> [EXERCISE BRIEF]: Filter this data down to the lines that hold "perceive", and copy them.
── DATA SUPPLIED ──
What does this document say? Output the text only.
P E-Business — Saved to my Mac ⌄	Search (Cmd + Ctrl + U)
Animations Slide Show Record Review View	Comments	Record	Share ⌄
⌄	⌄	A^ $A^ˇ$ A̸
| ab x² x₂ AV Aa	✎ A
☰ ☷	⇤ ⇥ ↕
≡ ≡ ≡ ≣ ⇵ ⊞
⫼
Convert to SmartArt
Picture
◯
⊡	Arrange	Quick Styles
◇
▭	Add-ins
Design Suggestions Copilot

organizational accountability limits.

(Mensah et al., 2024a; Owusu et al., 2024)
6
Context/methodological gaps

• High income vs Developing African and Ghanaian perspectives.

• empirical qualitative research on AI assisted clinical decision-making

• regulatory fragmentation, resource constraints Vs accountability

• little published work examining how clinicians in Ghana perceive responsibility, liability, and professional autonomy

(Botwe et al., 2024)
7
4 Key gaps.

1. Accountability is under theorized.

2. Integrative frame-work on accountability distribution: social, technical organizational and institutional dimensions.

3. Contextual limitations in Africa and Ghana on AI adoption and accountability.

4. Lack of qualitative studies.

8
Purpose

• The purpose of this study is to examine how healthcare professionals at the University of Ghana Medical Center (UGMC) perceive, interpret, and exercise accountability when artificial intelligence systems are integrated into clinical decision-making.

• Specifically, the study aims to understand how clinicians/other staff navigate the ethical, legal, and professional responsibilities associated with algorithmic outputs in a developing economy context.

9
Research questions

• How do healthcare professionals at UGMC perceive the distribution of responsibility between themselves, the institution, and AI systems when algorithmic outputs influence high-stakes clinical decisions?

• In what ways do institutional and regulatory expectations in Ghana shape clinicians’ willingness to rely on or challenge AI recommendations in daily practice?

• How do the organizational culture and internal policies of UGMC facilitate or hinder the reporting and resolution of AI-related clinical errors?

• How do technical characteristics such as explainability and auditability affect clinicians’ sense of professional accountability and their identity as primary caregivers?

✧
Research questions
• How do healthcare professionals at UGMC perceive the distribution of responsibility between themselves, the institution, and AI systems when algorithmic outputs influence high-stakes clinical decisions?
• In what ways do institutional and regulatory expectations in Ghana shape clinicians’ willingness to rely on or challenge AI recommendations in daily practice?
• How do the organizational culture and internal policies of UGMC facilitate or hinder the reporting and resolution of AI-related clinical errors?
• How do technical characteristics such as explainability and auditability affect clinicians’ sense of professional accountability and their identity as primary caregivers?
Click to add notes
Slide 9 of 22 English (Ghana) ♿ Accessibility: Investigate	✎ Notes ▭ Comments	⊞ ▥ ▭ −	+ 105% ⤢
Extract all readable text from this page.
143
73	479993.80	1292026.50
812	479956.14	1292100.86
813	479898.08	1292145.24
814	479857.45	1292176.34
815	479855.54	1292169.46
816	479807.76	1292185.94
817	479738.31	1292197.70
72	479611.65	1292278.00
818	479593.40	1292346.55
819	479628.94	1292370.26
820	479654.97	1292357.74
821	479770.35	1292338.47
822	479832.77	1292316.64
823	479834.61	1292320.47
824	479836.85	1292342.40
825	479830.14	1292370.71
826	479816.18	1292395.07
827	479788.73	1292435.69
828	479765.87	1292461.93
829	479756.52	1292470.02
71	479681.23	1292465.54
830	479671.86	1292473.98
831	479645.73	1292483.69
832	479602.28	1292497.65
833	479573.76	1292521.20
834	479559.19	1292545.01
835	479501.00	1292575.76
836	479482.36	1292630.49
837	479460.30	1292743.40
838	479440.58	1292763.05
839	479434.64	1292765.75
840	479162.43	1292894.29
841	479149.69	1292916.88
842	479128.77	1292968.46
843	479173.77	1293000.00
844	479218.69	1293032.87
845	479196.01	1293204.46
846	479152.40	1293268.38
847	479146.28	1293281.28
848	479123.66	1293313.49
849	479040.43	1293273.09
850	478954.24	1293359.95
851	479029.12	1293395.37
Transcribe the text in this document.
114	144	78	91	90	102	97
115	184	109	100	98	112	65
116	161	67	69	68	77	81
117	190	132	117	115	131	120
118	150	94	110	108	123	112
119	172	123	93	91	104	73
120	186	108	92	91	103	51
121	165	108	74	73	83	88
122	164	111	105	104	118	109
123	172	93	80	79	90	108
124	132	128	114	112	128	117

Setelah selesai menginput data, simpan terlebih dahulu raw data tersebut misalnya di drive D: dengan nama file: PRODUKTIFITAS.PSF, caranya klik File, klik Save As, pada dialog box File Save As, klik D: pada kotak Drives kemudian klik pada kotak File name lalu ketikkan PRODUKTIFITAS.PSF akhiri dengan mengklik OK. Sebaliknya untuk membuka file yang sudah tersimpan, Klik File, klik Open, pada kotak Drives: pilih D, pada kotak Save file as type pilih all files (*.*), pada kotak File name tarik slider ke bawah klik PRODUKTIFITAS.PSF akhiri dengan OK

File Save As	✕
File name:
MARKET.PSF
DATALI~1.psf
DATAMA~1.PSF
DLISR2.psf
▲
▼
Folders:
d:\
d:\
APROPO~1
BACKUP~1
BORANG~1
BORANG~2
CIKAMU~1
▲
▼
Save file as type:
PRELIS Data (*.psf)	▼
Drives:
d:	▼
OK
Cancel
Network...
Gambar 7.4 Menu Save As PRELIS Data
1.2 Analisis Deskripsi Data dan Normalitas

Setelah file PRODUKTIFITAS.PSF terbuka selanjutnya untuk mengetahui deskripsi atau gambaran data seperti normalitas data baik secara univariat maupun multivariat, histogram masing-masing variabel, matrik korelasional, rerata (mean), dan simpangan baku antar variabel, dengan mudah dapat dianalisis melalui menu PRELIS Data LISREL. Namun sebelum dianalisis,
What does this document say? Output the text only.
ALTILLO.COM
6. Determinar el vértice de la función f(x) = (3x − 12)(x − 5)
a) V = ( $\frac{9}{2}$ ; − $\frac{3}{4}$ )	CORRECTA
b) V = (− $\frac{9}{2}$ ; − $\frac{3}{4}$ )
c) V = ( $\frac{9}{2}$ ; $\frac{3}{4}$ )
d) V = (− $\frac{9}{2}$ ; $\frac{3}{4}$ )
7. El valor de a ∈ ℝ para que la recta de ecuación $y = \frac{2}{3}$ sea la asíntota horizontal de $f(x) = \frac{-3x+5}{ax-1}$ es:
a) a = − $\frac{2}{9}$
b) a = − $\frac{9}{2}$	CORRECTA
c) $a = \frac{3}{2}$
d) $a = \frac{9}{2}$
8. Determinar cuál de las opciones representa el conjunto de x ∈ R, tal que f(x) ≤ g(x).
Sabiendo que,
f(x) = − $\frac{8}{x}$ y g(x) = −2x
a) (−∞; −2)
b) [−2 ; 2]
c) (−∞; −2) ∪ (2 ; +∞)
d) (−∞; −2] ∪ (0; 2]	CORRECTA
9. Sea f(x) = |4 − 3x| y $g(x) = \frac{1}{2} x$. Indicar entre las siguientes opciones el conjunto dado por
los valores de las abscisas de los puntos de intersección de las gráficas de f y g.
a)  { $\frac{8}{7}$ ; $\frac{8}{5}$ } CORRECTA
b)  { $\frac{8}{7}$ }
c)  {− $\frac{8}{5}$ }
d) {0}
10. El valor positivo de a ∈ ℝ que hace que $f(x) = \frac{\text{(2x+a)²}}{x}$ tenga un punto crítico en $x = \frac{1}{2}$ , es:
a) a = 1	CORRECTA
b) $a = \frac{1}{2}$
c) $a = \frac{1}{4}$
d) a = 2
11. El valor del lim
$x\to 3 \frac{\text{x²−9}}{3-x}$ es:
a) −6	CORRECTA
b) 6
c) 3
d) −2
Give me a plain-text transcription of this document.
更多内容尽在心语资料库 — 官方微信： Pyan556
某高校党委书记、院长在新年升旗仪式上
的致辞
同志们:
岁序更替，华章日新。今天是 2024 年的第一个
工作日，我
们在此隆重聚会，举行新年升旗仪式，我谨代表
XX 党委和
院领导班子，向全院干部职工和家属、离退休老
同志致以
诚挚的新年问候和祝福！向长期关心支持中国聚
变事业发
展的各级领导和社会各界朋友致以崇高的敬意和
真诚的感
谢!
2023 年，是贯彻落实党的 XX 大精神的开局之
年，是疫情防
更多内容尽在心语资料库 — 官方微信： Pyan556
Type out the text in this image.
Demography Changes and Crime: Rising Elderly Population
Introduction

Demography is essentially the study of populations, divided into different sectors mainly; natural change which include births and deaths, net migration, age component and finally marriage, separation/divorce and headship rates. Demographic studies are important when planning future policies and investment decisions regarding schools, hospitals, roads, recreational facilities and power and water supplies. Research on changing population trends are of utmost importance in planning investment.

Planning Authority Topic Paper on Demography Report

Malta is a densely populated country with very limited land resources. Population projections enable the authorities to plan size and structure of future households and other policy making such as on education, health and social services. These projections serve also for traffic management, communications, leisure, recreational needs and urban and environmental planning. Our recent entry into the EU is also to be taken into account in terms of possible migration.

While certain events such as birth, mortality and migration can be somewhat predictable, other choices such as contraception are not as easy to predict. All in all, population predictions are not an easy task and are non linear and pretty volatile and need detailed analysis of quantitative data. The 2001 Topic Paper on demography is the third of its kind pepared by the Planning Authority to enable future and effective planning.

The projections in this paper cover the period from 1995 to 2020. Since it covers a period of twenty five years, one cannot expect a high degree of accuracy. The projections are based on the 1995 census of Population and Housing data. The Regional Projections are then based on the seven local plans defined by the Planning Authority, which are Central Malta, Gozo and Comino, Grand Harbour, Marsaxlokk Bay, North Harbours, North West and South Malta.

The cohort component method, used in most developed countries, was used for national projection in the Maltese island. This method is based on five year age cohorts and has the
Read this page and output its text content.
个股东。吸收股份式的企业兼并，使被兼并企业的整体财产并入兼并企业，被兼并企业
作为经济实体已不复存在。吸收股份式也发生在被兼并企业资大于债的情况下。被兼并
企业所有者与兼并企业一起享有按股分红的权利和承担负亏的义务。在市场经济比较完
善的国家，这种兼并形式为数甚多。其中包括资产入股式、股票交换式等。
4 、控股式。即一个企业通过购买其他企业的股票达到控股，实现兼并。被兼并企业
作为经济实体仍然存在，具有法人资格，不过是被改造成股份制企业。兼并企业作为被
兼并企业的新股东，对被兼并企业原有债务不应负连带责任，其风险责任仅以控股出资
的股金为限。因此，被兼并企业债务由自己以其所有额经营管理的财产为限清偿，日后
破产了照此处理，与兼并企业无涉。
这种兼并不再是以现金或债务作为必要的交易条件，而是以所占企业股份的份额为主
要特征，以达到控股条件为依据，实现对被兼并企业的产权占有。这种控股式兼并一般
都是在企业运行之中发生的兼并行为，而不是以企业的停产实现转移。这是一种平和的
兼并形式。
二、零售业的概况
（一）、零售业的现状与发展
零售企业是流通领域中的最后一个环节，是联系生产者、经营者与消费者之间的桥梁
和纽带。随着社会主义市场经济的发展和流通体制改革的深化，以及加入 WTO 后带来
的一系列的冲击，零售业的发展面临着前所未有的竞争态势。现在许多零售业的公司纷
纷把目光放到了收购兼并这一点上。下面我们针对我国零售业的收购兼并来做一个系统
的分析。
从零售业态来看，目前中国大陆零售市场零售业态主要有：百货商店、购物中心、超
───
> [SOLUTION TO THIS TASK]:
• little published work examining how clinicians in Ghana perceive responsibility, liability, and professional autonomy
• The purpose of this study is to examine how healthcare professionals at the University of Ghana Medical Center (UGMC) perceive, interpret, and exercise accountability when artificial intelligence systems are integrated into clinical decision-making.
• How do healthcare professionals at UGMC perceive the distribution of responsibility between themselves, the institution, and AI systems when algorithmic outputs influence high-stakes clinical decisions?
• How do healthcare professionals at UGMC perceive the distribution of responsibility between themselves, the institution, and AI systems when algorithmic outputs influence high-stakes clinical decisions?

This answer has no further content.